§ Text block:
What is GMP in IPO and Why Does It Matter?

Grey Market Premium (GMP) is the unofficial premium at which IPO shares are traded before listing. If an IPO has a price band of ₹500 and the GMP is ₹200, it indicates expected listing around ₹700.

Investors often interpret high GMP as:

  • Strong demand
  • Oversubscription confidence
  • Potential listing gains

However, GMP is sentiment-driven, unregulated, and highly speculative. It reflects short-term demand — not business quality.

Why High GMP IPOs Often Disappoint Long-Term Investors


The Psychology Behind Chasing High GMP IPOs

There are three powerful forces at play:

1. Fear of Missing Out (FOMO)

When investors see headlines like “IPO subscribed 120 times”, it triggers urgency.

2. Listing Gain Obsession

Many investors apply purely for 20–40% listing gains rather than evaluating the company’s fundamentals.

3. Social Media Hype

Unverified GMP numbers circulate rapidly, amplifying expectations.

This cocktail of excitement often leads to overvaluation at listing.


Example 1: High GMP That Later Disappointed

Several IPOs in recent years listed at strong premiums but failed to sustain prices.

As an example Lenskart Solutions had high GMP, however listed at 1.5% lower than the issue price.

Another example is Zomato, it listed with 50% higher than IPO price at ₹ 116 and within 2 years the share price has fallen to below ₹ 50 within 2 years. Later over a period of next 3 years this has moved higher which is a different story.

Case Pattern (Common Scenarios)

  • IPO priced aggressively
  • GMP at 50–80% before listing
  • Strong listing day pop
  • Stock falls 40–60% within 1–2 years

Why does this happen?

  • Overvaluation at IPO stage
  • Profit booking by anchor investors
  • Earnings failing to match expectations
  • Shift in overall market sentiment

When hype cools, valuation matters.


Example 2: High GMP That Rewarded Investors

Not all high GMP IPOs fail. Some go on to become long-term wealth creators.

As an example Bharat Coking Coal  had over 50% GMP and listed at 95% higher than the listed price.

Successful Pattern

  • Strong industry tailwinds
  • Reasonable pricing despite demand
  • Consistent earnings growth post listing
  • Market leadership and scalability

These companies justify their premium over time through performance — not hype.

The difference lies in fundamentals, not GMP.


The Core Problem: Confusing Demand with Value

High GMP reflects demand.
Long-term investing requires value.

If an IPO is priced at 60–80 times earnings purely because of demand, even strong growth may not justify the valuation.

Investors forget a simple rule:

Buying a great company at an expensive price can still lead to poor returns.

§ Jobs:
A: Retype the stretch of the article on IPO grey market premiums from "There are three" through "the company’s fundamentals.".
B: Rewrite the stretch of the records from the start through the line that contains "grid-cell[interactable] (741, 462, 776, 489)", replacing "Segment" with "Label" and leaving everything else unchanged. Give only those lines.

§ Data for this task:
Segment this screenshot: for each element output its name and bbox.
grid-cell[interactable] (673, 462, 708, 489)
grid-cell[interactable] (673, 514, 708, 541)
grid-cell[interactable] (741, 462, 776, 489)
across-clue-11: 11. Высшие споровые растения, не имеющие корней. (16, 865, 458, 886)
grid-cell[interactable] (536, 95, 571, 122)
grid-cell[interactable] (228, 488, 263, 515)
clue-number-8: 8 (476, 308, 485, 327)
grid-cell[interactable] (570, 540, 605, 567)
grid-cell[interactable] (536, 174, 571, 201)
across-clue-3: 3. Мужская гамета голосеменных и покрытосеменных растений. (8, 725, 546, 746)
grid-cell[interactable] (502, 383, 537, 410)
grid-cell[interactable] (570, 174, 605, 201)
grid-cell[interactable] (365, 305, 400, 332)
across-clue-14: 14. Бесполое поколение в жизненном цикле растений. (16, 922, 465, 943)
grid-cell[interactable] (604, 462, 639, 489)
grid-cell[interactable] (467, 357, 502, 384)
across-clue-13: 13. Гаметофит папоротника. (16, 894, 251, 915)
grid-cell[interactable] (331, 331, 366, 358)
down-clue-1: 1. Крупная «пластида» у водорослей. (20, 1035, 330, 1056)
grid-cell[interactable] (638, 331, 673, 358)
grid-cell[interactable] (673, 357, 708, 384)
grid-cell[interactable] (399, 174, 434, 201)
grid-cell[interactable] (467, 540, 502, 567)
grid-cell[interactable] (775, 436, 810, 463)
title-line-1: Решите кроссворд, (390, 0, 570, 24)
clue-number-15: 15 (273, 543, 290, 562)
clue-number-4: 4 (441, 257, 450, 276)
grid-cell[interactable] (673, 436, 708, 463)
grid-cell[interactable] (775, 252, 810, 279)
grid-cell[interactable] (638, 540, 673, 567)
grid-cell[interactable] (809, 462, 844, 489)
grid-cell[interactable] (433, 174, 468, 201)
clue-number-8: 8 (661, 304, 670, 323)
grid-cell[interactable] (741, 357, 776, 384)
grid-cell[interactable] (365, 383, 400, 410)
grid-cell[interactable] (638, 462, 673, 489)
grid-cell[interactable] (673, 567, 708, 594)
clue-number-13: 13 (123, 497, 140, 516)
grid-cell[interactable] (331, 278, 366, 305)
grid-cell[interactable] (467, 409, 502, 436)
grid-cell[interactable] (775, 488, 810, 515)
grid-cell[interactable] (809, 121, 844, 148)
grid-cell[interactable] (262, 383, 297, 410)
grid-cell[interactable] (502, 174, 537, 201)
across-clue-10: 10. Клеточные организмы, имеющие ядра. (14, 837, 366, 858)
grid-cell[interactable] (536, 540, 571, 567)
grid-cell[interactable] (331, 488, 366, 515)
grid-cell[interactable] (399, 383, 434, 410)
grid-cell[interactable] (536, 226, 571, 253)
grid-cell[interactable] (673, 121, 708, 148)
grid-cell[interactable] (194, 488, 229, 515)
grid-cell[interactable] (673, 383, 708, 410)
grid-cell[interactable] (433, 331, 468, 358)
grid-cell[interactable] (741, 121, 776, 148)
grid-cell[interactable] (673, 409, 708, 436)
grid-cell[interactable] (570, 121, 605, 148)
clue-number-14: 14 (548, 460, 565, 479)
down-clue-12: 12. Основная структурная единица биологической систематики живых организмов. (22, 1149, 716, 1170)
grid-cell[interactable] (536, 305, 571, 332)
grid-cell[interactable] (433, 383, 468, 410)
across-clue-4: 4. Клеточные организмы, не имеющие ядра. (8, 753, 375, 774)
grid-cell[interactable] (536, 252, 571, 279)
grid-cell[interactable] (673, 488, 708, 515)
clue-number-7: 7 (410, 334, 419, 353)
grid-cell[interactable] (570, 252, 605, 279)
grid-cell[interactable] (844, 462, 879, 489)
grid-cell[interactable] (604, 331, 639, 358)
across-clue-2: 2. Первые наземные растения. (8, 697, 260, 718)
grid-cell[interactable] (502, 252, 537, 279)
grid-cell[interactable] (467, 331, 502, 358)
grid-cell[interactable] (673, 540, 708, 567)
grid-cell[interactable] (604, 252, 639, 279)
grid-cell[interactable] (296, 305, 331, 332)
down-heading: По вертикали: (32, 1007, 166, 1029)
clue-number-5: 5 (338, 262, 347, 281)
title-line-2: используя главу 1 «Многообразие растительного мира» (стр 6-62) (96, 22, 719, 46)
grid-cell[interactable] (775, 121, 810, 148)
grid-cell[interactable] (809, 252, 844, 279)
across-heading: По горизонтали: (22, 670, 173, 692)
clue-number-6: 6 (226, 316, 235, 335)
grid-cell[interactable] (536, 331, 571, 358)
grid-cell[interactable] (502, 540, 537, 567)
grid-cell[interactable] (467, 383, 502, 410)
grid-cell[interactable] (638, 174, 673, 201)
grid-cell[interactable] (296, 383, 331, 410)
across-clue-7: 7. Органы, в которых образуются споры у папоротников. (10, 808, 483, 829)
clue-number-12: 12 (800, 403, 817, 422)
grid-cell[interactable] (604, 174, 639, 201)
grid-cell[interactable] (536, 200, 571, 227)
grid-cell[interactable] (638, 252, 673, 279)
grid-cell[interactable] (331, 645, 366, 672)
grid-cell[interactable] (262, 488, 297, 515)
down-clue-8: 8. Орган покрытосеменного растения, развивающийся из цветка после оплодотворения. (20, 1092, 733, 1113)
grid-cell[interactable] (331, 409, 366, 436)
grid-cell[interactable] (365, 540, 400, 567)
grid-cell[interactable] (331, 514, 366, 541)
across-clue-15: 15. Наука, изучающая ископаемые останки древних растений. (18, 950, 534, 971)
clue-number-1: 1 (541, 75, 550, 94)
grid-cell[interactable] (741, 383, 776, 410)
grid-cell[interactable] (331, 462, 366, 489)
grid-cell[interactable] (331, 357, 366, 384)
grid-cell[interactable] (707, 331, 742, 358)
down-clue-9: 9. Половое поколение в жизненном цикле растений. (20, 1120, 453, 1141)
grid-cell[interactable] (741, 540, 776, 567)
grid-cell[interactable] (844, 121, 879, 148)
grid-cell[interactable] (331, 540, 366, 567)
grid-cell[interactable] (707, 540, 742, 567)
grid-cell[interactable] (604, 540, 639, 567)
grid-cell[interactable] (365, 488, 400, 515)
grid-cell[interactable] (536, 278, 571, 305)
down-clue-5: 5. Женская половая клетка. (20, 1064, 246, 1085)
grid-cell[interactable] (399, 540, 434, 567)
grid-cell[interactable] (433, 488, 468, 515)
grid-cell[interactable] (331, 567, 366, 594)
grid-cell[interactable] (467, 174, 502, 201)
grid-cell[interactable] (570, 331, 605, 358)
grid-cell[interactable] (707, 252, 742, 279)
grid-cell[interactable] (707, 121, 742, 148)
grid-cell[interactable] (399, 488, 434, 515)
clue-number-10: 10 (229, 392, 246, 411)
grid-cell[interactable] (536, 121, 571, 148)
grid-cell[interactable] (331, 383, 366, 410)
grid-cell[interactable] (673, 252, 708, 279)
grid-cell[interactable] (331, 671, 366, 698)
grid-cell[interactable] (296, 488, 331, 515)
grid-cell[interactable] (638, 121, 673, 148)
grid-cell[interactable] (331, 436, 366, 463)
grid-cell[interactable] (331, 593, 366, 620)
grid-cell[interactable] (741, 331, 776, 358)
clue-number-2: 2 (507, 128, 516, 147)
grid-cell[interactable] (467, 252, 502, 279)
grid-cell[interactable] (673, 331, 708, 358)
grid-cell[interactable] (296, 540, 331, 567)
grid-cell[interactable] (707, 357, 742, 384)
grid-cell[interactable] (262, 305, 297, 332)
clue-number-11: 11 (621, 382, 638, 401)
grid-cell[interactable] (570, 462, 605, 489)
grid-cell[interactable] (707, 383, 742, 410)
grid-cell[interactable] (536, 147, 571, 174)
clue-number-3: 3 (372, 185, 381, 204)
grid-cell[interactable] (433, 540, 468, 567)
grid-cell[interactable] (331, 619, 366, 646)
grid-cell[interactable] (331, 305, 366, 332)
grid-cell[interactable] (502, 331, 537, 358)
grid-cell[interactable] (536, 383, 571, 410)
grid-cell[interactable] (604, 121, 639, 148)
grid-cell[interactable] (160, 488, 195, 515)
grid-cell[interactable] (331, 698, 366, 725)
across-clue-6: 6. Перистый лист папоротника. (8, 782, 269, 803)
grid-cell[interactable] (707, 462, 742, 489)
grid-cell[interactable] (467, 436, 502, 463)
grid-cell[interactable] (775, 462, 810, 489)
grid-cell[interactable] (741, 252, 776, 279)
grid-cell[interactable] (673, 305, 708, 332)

§ Task answers:
A:
There are three powerful forces at play:

1. Fear of Missing Out (FOMO)

When investors see headlines like “IPO subscribed 120 times”, it triggers urgency.

2. Listing Gain Obsession

Many investors apply purely for 20–40% listing gains rather than evaluating the company’s fundamentals.

B:
Label this screenshot: for each element output its name and bbox.
grid-cell[interactable] (673, 462, 708, 489)
grid-cell[interactable] (673, 514, 708, 541)
grid-cell[interactable] (741, 462, 776, 489)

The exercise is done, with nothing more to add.